**Given request**
Can you edit the data below so that every "interactable" becomes "clickable", with everything else unchanged? Leave the pictures out of your answer.

**Visual layout annotation data**
-- START --
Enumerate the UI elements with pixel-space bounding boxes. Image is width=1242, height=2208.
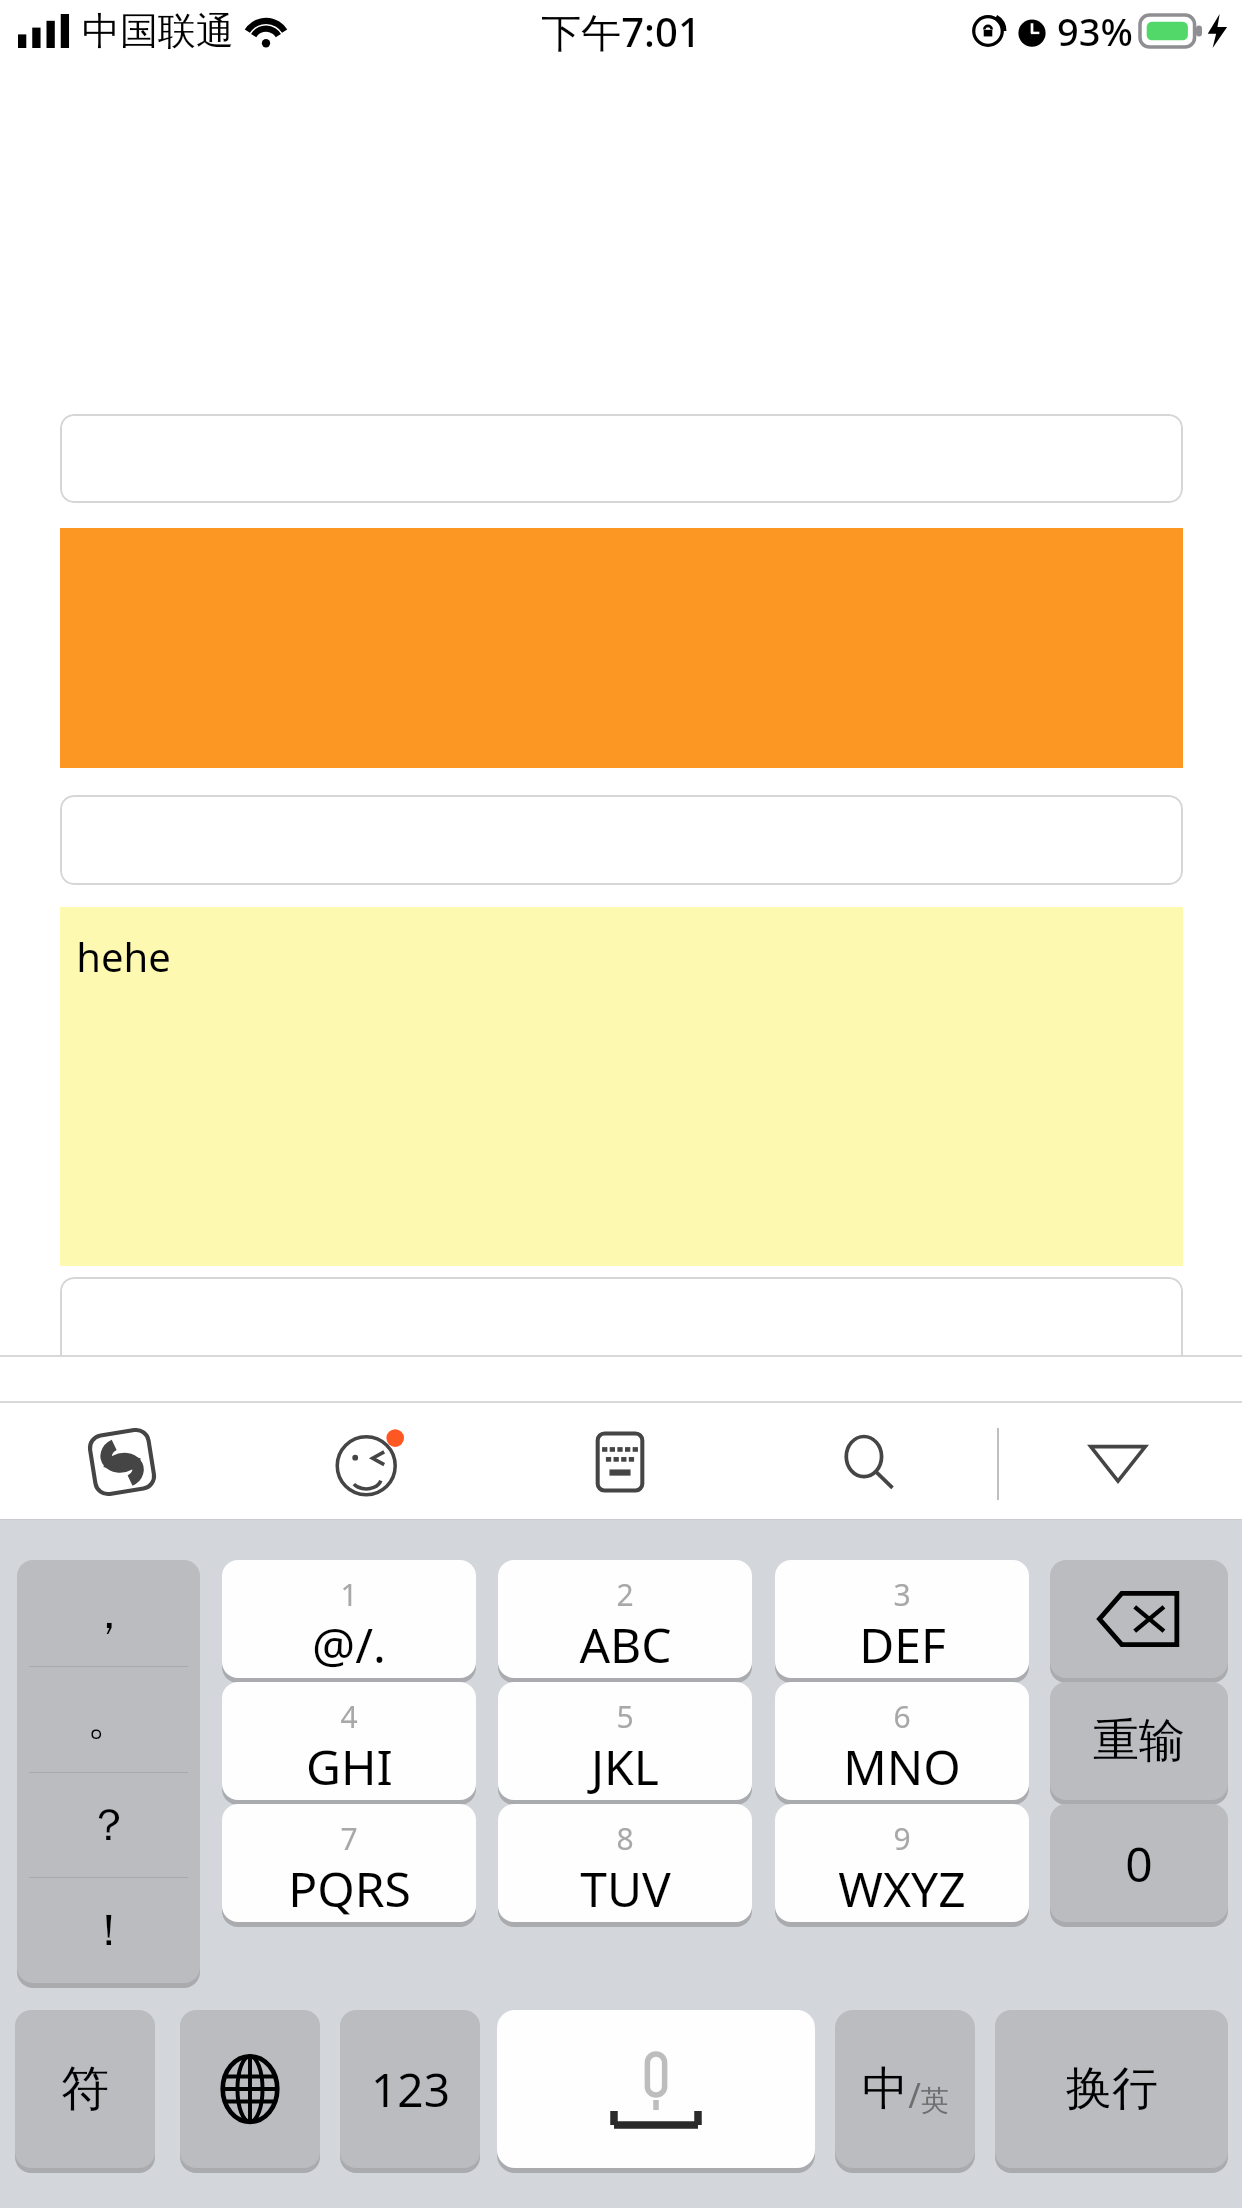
button[interactable]: Backspace [1050, 1560, 1228, 1678]
staticText: 中 [862, 2060, 908, 2118]
staticText: 0 [1125, 1831, 1153, 1896]
button[interactable]: 8 [498, 1804, 752, 1922]
staticText: WXYZ [838, 1856, 966, 1921]
staticText: DEF [859, 1612, 946, 1677]
button[interactable]: 重输 [1050, 1682, 1228, 1800]
button[interactable] [60, 1277, 1183, 1357]
button[interactable]: 换行 [995, 2010, 1228, 2168]
button[interactable]: 5 [498, 1682, 752, 1800]
staticText: @/. [312, 1612, 386, 1677]
staticText: ， [87, 1586, 131, 1641]
staticText: 4 [340, 1696, 358, 1737]
staticText: 符 [61, 2059, 109, 2119]
button[interactable] [60, 414, 1183, 503]
button[interactable]: 7 [222, 1804, 476, 1922]
button[interactable]: Space, hold for voice input [497, 2010, 815, 2168]
button[interactable]: Hide keyboard [1043, 1403, 1193, 1520]
staticText: 下午7:01 [541, 4, 701, 59]
button[interactable]: 4 [222, 1682, 476, 1800]
staticText: TUV [580, 1856, 671, 1921]
staticText: 中国联通 [82, 7, 234, 55]
button[interactable]: Keyboard layout [545, 1403, 695, 1520]
button[interactable]: 123 [340, 2010, 480, 2168]
button[interactable]: Switch language [180, 2010, 320, 2168]
staticText: 。 [87, 1692, 131, 1747]
staticText: 7 [340, 1818, 358, 1859]
button[interactable]: Sogou input method [47, 1403, 197, 1520]
staticText: JKL [591, 1734, 659, 1799]
staticText: 93% [1057, 5, 1133, 57]
staticText: GHI [306, 1734, 393, 1799]
staticText: hehe [76, 929, 171, 983]
staticText: 6 [893, 1696, 911, 1737]
button[interactable]: 2 [498, 1560, 752, 1678]
button[interactable]: Search [793, 1403, 943, 1520]
staticText: 123 [371, 2058, 450, 2121]
staticText: 换行 [1066, 2060, 1158, 2118]
button[interactable]: 中 [835, 2010, 975, 2168]
button[interactable]: 3 [775, 1560, 1029, 1678]
staticText: ！ [87, 1903, 131, 1958]
button[interactable]: 9 [775, 1804, 1029, 1922]
staticText: PQRS [288, 1856, 411, 1921]
staticText: MNO [843, 1734, 961, 1799]
staticText: 5 [616, 1696, 634, 1737]
staticText: 3 [893, 1574, 911, 1615]
button[interactable]: 符 [15, 2010, 155, 2168]
staticText: 2 [616, 1574, 634, 1615]
staticText: 1 [340, 1574, 358, 1615]
button[interactable]: ， [17, 1560, 200, 1983]
button[interactable]: Emoji [295, 1403, 445, 1520]
staticText: / [908, 2072, 921, 2118]
button[interactable]: hehe [60, 907, 1183, 1266]
staticText: 英 [921, 2083, 949, 2118]
button[interactable] [60, 795, 1183, 885]
staticText: 9 [893, 1818, 911, 1859]
staticText: 重输 [1093, 1712, 1185, 1770]
staticText: 8 [616, 1818, 634, 1859]
button[interactable]: 0 [1050, 1804, 1228, 1922]
button[interactable]: 6 [775, 1682, 1029, 1800]
button[interactable]: 1 [222, 1560, 476, 1678]
staticText: ABC [579, 1612, 672, 1677]
staticText: ？ [87, 1798, 131, 1853]
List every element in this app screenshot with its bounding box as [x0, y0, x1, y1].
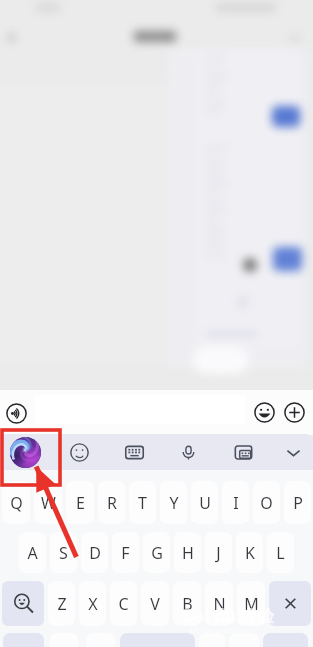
-- END --
**Task output**
Enumerate the UI elements with pixel-space bounding boxes. Image is width=1242, height=2208.
button[clickable]: Backspace [1050, 1560, 1228, 1678]
staticText: 中 [862, 2060, 908, 2118]
staticText: 0 [1125, 1831, 1153, 1896]
button[clickable]: 8 [498, 1804, 752, 1922]
staticText: WXYZ [838, 1856, 966, 1921]
staticText: DEF [859, 1612, 946, 1677]
button[clickable]: 重输 [1050, 1682, 1228, 1800]
button[clickable] [60, 1277, 1183, 1357]
button[clickable]: 换行 [995, 2010, 1228, 2168]
button[clickable]: 5 [498, 1682, 752, 1800]
staticText: @/. [312, 1612, 386, 1677]
staticText: ， [87, 1586, 131, 1641]
staticText: 4 [340, 1696, 358, 1737]
staticText: 符 [61, 2059, 109, 2119]
button[clickable] [60, 414, 1183, 503]
button[clickable]: 7 [222, 1804, 476, 1922]
button[clickable]: Space, hold for voice input [497, 2010, 815, 2168]
button[clickable]: Hide keyboard [1043, 1403, 1193, 1520]
staticText: 下午7:01 [541, 4, 701, 59]
button[clickable]: 4 [222, 1682, 476, 1800]
staticText: TUV [580, 1856, 671, 1921]
staticText: 中国联通 [82, 7, 234, 55]
button[clickable]: Keyboard layout [545, 1403, 695, 1520]
button[clickable]: 123 [340, 2010, 480, 2168]
button[clickable]: Switch language [180, 2010, 320, 2168]
staticText: 。 [87, 1692, 131, 1747]
staticText: 7 [340, 1818, 358, 1859]
button[clickable]: Sogou input method [47, 1403, 197, 1520]
staticText: JKL [591, 1734, 659, 1799]
staticText: 93% [1057, 5, 1133, 57]
staticText: GHI [306, 1734, 393, 1799]
staticText: hehe [76, 929, 171, 983]
staticText: 6 [893, 1696, 911, 1737]
button[clickable]: 2 [498, 1560, 752, 1678]
button[clickable]: Search [793, 1403, 943, 1520]
staticText: 123 [371, 2058, 450, 2121]
staticText: 换行 [1066, 2060, 1158, 2118]
button[clickable]: 中 [835, 2010, 975, 2168]
button[clickable]: 3 [775, 1560, 1029, 1678]
staticText: ！ [87, 1903, 131, 1958]
button[clickable]: 9 [775, 1804, 1029, 1922]
staticText: PQRS [288, 1856, 411, 1921]
staticText: MNO [843, 1734, 961, 1799]
staticText: 5 [616, 1696, 634, 1737]
staticText: 3 [893, 1574, 911, 1615]
button[clickable]: 符 [15, 2010, 155, 2168]
staticText: 2 [616, 1574, 634, 1615]
staticText: 1 [340, 1574, 358, 1615]
button[clickable]: ， [17, 1560, 200, 1983]
button[clickable]: Emoji [295, 1403, 445, 1520]
staticText: / [908, 2072, 921, 2118]
button[clickable]: hehe [60, 907, 1183, 1266]
staticText: 英 [921, 2083, 949, 2118]
button[clickable] [60, 795, 1183, 885]
staticText: 9 [893, 1818, 911, 1859]
staticText: 重输 [1093, 1712, 1185, 1770]
staticText: 8 [616, 1818, 634, 1859]
button[clickable]: 0 [1050, 1804, 1228, 1922]
button[clickable]: 6 [775, 1682, 1029, 1800]
button[clickable]: 1 [222, 1560, 476, 1678]
staticText: ABC [579, 1612, 672, 1677]
staticText: ？ [87, 1798, 131, 1853]
List every element in this app screenshot with its bounding box as [x0, y0, x1, y1].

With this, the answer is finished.